Stored items:
────────────────────────────────────────
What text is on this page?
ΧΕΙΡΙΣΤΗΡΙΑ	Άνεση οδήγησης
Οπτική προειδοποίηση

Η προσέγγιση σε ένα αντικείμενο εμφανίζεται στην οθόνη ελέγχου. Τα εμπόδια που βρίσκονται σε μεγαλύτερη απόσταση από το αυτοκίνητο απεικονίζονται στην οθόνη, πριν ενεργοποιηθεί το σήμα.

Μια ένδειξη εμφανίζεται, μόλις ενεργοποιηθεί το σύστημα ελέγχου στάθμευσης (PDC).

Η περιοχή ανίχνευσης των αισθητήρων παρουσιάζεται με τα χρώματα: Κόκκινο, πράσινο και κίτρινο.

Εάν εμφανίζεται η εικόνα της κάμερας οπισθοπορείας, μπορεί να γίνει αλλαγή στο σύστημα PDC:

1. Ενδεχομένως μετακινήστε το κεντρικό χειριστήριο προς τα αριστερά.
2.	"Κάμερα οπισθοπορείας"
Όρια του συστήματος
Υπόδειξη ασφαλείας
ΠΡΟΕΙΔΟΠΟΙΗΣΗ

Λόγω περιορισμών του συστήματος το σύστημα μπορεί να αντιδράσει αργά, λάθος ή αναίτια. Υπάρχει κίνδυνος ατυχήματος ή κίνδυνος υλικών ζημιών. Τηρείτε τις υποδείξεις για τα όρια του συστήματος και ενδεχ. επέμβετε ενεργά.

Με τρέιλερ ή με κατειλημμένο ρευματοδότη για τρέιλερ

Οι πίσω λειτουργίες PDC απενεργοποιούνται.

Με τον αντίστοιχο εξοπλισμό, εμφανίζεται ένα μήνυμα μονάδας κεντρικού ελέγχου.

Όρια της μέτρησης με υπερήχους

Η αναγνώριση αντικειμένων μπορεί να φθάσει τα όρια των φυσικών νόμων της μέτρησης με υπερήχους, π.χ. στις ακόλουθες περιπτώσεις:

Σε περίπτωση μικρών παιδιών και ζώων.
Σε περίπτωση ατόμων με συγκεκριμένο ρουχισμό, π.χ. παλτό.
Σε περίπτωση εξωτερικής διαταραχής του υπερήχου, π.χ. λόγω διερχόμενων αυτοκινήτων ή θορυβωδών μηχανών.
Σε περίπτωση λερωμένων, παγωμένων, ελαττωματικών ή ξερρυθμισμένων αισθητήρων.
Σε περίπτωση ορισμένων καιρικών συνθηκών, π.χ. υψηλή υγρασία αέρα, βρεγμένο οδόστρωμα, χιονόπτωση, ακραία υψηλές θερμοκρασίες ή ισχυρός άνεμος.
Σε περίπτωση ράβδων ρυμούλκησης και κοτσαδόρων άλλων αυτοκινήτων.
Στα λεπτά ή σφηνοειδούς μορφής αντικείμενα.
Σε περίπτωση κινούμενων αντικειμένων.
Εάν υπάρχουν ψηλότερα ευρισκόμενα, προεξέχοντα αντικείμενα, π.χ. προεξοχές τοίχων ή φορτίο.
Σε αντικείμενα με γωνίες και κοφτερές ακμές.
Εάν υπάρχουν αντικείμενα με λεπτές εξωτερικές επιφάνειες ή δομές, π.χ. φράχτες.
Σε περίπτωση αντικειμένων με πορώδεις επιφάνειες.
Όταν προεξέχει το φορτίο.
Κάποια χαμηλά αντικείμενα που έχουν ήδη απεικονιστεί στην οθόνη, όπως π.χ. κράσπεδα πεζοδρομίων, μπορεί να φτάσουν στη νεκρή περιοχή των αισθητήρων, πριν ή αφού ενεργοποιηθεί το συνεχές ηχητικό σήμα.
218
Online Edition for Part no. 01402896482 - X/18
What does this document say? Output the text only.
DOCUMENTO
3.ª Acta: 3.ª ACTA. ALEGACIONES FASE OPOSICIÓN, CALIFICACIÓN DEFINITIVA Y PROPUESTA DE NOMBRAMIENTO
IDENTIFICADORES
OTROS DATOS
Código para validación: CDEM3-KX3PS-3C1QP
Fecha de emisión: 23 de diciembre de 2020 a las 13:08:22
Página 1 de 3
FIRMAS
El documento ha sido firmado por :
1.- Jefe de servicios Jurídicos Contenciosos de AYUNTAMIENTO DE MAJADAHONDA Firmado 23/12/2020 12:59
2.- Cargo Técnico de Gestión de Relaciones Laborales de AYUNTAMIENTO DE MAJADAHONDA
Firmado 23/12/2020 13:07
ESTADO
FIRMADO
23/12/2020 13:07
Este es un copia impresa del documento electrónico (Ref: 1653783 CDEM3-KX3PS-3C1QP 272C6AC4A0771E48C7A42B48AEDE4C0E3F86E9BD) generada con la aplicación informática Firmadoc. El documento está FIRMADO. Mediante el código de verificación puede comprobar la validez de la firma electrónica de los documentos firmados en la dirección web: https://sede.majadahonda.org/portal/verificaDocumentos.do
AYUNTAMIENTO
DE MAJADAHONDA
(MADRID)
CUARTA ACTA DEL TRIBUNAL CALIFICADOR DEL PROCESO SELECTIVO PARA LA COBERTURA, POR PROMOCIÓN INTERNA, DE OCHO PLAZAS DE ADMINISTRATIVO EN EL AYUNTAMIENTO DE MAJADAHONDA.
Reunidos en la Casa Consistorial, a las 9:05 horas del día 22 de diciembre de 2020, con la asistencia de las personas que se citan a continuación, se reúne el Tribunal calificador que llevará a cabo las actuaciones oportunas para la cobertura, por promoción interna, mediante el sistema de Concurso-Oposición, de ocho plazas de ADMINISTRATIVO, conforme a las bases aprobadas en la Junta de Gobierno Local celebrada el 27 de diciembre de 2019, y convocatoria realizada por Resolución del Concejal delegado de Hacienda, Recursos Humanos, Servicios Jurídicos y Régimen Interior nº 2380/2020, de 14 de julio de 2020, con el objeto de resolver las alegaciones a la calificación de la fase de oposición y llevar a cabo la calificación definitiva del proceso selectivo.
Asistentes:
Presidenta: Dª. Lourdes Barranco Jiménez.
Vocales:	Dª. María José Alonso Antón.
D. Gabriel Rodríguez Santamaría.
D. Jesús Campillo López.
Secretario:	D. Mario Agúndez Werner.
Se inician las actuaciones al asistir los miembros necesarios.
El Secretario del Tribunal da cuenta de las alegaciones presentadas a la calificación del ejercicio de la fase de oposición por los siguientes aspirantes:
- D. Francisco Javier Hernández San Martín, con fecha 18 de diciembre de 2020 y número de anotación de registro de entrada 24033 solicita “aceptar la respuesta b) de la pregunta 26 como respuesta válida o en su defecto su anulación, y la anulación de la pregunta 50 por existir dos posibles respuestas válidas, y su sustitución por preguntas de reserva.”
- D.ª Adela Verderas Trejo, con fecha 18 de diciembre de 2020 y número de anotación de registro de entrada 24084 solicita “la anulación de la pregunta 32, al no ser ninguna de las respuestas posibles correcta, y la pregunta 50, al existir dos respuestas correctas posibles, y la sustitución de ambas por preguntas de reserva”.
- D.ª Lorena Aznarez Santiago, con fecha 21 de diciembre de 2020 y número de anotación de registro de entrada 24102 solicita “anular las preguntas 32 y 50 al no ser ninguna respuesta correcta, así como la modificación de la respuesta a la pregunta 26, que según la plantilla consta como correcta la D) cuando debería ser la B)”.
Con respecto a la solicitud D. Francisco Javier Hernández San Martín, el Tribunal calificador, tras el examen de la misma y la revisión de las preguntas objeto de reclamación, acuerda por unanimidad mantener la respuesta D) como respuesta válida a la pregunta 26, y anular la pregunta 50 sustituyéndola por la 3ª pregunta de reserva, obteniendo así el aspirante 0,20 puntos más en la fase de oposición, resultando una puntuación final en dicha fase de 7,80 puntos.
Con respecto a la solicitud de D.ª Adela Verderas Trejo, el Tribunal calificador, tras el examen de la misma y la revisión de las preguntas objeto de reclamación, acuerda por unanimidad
────────────────────────────────────────
PROBLEM TO WORK ON:
Print out the whole listing exactly as it appears.

THE RESPONSE:
What text is on this page?
ΧΕΙΡΙΣΤΗΡΙΑ	Άνεση οδήγησης
Οπτική προειδοποίηση

Η προσέγγιση σε ένα αντικείμενο εμφανίζεται στην οθόνη ελέγχου. Τα εμπόδια που βρίσκονται σε μεγαλύτερη απόσταση από το αυτοκίνητο απεικονίζονται στην οθόνη, πριν ενεργοποιηθεί το σήμα.

Μια ένδειξη εμφανίζεται, μόλις ενεργοποιηθεί το σύστημα ελέγχου στάθμευσης (PDC).

Η περιοχή ανίχνευσης των αισθητήρων παρουσιάζεται με τα χρώματα: Κόκκινο, πράσινο και κίτρινο.

Εάν εμφανίζεται η εικόνα της κάμερας οπισθοπορείας, μπορεί να γίνει αλλαγή στο σύστημα PDC:

1. Ενδεχομένως μετακινήστε το κεντρικό χειριστήριο προς τα αριστερά.
2.	"Κάμερα οπισθοπορείας"
Όρια του συστήματος
Υπόδειξη ασφαλείας
ΠΡΟΕΙΔΟΠΟΙΗΣΗ

Λόγω περιορισμών του συστήματος το σύστημα μπορεί να αντιδράσει αργά, λάθος ή αναίτια. Υπάρχει κίνδυνος ατυχήματος ή κίνδυνος υλικών ζημιών. Τηρείτε τις υποδείξεις για τα όρια του συστήματος και ενδεχ. επέμβετε ενεργά.

Με τρέιλερ ή με κατειλημμένο ρευματοδότη για τρέιλερ

Οι πίσω λειτουργίες PDC απενεργοποιούνται.

Με τον αντίστοιχο εξοπλισμό, εμφανίζεται ένα μήνυμα μονάδας κεντρικού ελέγχου.

Όρια της μέτρησης με υπερήχους

Η αναγνώριση αντικειμένων μπορεί να φθάσει τα όρια των φυσικών νόμων της μέτρησης με υπερήχους, π.χ. στις ακόλουθες περιπτώσεις:

Σε περίπτωση μικρών παιδιών και ζώων.
Σε περίπτωση ατόμων με συγκεκριμένο ρουχισμό, π.χ. παλτό.
Σε περίπτωση εξωτερικής διαταραχής του υπερήχου, π.χ. λόγω διερχόμενων αυτοκινήτων ή θορυβωδών μηχανών.
Σε περίπτωση λερωμένων, παγωμένων, ελαττωματικών ή ξερρυθμισμένων αισθητήρων.
Σε περίπτωση ορισμένων καιρικών συνθηκών, π.χ. υψηλή υγρασία αέρα, βρεγμένο οδόστρωμα, χιονόπτωση, ακραία υψηλές θερμοκρασίες ή ισχυρός άνεμος.
Σε περίπτωση ράβδων ρυμούλκησης και κοτσαδόρων άλλων αυτοκινήτων.
Στα λεπτά ή σφηνοειδούς μορφής αντικείμενα.
Σε περίπτωση κινούμενων αντικειμένων.
Εάν υπάρχουν ψηλότερα ευρισκόμενα, προεξέχοντα αντικείμενα, π.χ. προεξοχές τοίχων ή φορτίο.
Σε αντικείμενα με γωνίες και κοφτερές ακμές.
Εάν υπάρχουν αντικείμενα με λεπτές εξωτερικές επιφάνειες ή δομές, π.χ. φράχτες.
Σε περίπτωση αντικειμένων με πορώδεις επιφάνειες.
Όταν προεξέχει το φορτίο.
Κάποια χαμηλά αντικείμενα που έχουν ήδη απεικονιστεί στην οθόνη, όπως π.χ. κράσπεδα πεζοδρομίων, μπορεί να φτάσουν στη νεκρή περιοχή των αισθητήρων, πριν ή αφού ενεργοποιηθεί το συνεχές ηχητικό σήμα.
218
Online Edition for Part no. 01402896482 - X/18
What does this document say? Output the text only.
DOCUMENTO
3.ª Acta: 3.ª ACTA. ALEGACIONES FASE OPOSICIÓN, CALIFICACIÓN DEFINITIVA Y PROPUESTA DE NOMBRAMIENTO
IDENTIFICADORES
OTROS DATOS
Código para validación: CDEM3-KX3PS-3C1QP
Fecha de emisión: 23 de diciembre de 2020 a las 13:08:22
Página 1 de 3
FIRMAS
El documento ha sido firmado por :
1.- Jefe de servicios Jurídicos Contenciosos de AYUNTAMIENTO DE MAJADAHONDA Firmado 23/12/2020 12:59
2.- Cargo Técnico de Gestión de Relaciones Laborales de AYUNTAMIENTO DE MAJADAHONDA
Firmado 23/12/2020 13:07
ESTADO
FIRMADO
23/12/2020 13:07
Este es un copia impresa del documento electrónico (Ref: 1653783 CDEM3-KX3PS-3C1QP 272C6AC4A0771E48C7A42B48AEDE4C0E3F86E9BD) generada con la aplicación informática Firmadoc. El documento está FIRMADO. Mediante el código de verificación puede comprobar la validez de la firma electrónica de los documentos firmados en la dirección web: https://sede.majadahonda.org/portal/verificaDocumentos.do
AYUNTAMIENTO
DE MAJADAHONDA
(MADRID)
CUARTA ACTA DEL TRIBUNAL CALIFICADOR DEL PROCESO SELECTIVO PARA LA COBERTURA, POR PROMOCIÓN INTERNA, DE OCHO PLAZAS DE ADMINISTRATIVO EN EL AYUNTAMIENTO DE MAJADAHONDA.
Reunidos en la Casa Consistorial, a las 9:05 horas del día 22 de diciembre de 2020, con la asistencia de las personas que se citan a continuación, se reúne el Tribunal calificador que llevará a cabo las actuaciones oportunas para la cobertura, por promoción interna, mediante el sistema de Concurso-Oposición, de ocho plazas de ADMINISTRATIVO, conforme a las bases aprobadas en la Junta de Gobierno Local celebrada el 27 de diciembre de 2019, y convocatoria realizada por Resolución del Concejal delegado de Hacienda, Recursos Humanos, Servicios Jurídicos y Régimen Interior nº 2380/2020, de 14 de julio de 2020, con el objeto de resolver las alegaciones a la calificación de la fase de oposición y llevar a cabo la calificación definitiva del proceso selectivo.
Asistentes:
Presidenta: Dª. Lourdes Barranco Jiménez.
Vocales:	Dª. María José Alonso Antón.
D. Gabriel Rodríguez Santamaría.
D. Jesús Campillo López.
Secretario:	D. Mario Agúndez Werner.
Se inician las actuaciones al asistir los miembros necesarios.
El Secretario del Tribunal da cuenta de las alegaciones presentadas a la calificación del ejercicio de la fase de oposición por los siguientes aspirantes:
- D. Francisco Javier Hernández San Martín, con fecha 18 de diciembre de 2020 y número de anotación de registro de entrada 24033 solicita “aceptar la respuesta b) de la pregunta 26 como respuesta válida o en su defecto su anulación, y la anulación de la pregunta 50 por existir dos posibles respuestas válidas, y su sustitución por preguntas de reserva.”
- D.ª Adela Verderas Trejo, con fecha 18 de diciembre de 2020 y número de anotación de registro de entrada 24084 solicita “la anulación de la pregunta 32, al no ser ninguna de las respuestas posibles correcta, y la pregunta 50, al existir dos respuestas correctas posibles, y la sustitución de ambas por preguntas de reserva”.
- D.ª Lorena Aznarez Santiago, con fecha 21 de diciembre de 2020 y número de anotación de registro de entrada 24102 solicita “anular las preguntas 32 y 50 al no ser ninguna respuesta correcta, así como la modificación de la respuesta a la pregunta 26, que según la plantilla consta como correcta la D) cuando debería ser la B)”.
Con respecto a la solicitud D. Francisco Javier Hernández San Martín, el Tribunal calificador, tras el examen de la misma y la revisión de las preguntas objeto de reclamación, acuerda por unanimidad mantener la respuesta D) como respuesta válida a la pregunta 26, y anular la pregunta 50 sustituyéndola por la 3ª pregunta de reserva, obteniendo así el aspirante 0,20 puntos más en la fase de oposición, resultando una puntuación final en dicha fase de 7,80 puntos.
Con respecto a la solicitud de D.ª Adela Verderas Trejo, el Tribunal calificador, tras el examen de la misma y la revisión de las preguntas objeto de reclamación, acuerda por unanimidad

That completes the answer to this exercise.